Task description = Gather, from the listing beneath this task, every line holding the string "COGS".

>> begin Records supplied

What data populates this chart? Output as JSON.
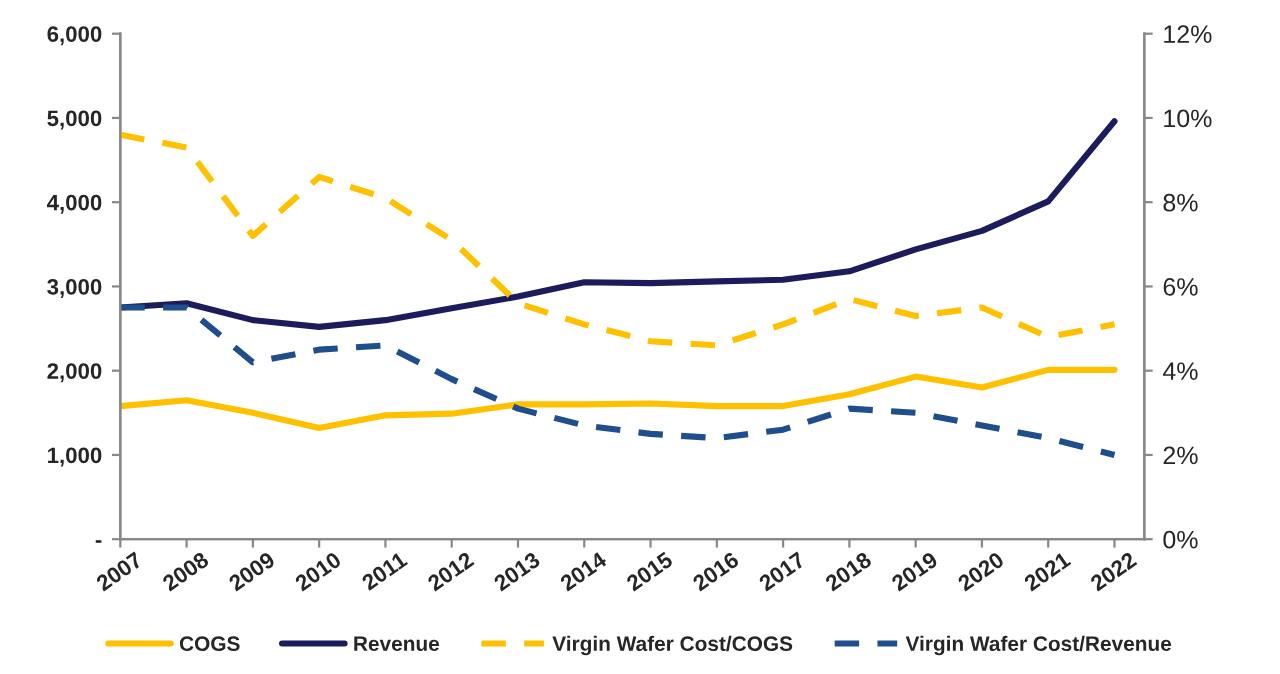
{
  "chart_data": {
    "type": "line",
    "categories": [
      "2007",
      "2008",
      "2009",
      "2010",
      "2011",
      "2012",
      "2013",
      "2014",
      "2015",
      "2016",
      "2017",
      "2018",
      "2019",
      "2020",
      "2021",
      "2022"
    ],
    "series": [
      {
        "name": "COGS",
        "color": "#ffc000",
        "line_style": "solid",
        "values": [
          1580,
          1650,
          1500,
          1320,
          1470,
          1490,
          1600,
          1600,
          1610,
          1580,
          1580,
          1720,
          1930,
          1800,
          2010,
          2010
        ]
      },
      {
        "name": "Revenue",
        "color": "#1c1c5c",
        "line_style": "solid",
        "values": [
          2750,
          2800,
          2600,
          2520,
          2600,
          2740,
          2880,
          3050,
          3040,
          3060,
          3080,
          3180,
          3440,
          3660,
          4010,
          4960
        ]
      },
      {
        "name": "Virgin Wafer Cost/COGS",
        "color": "#ffc000",
        "line_style": "dashed",
        "axis": "y2",
        "values": [
          9.6,
          9.3,
          7.2,
          8.6,
          8.1,
          7.1,
          5.6,
          5.1,
          4.7,
          4.6,
          5.1,
          5.7,
          5.3,
          5.5,
          4.8,
          5.1
        ]
      },
      {
        "name": "Virgin Wafer Cost/Revenue",
        "color": "#1f4e8c",
        "line_style": "dashed",
        "axis": "y2",
        "values": [
          5.5,
          5.5,
          4.2,
          4.5,
          4.6,
          3.8,
          3.1,
          2.7,
          2.5,
          2.4,
          2.6,
          3.1,
          3.0,
          2.7,
          2.4,
          2.0
        ]
      }
    ],
    "ylim": [
      0,
      6000
    ],
    "yticks": [
      {
        "value": 0,
        "label": "-"
      },
      {
        "value": 1000,
        "label": "1,000"
      },
      {
        "value": 2000,
        "label": "2,000"
      },
      {
        "value": 3000,
        "label": "3,000"
      },
      {
        "value": 4000,
        "label": "4,000"
      },
      {
        "value": 5000,
        "label": "5,000"
      },
      {
        "value": 6000,
        "label": "6,000"
      }
    ],
    "y2lim": [
      0,
      12
    ],
    "y2ticks": [
      {
        "value": 0,
        "label": "0%"
      },
      {
        "value": 2,
        "label": "2%"
      },
      {
        "value": 4,
        "label": "4%"
      },
      {
        "value": 6,
        "label": "6%"
      },
      {
        "value": 8,
        "label": "8%"
      },
      {
        "value": 10,
        "label": "10%"
      },
      {
        "value": 12,
        "label": "12%"
      }
    ],
    "grid": false,
    "legend": "bottom",
    "marker": "none"
  }
}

>> end Records supplied

Exercise solution =
        "name": "COGS",
        "name": "Virgin Wafer Cost/COGS",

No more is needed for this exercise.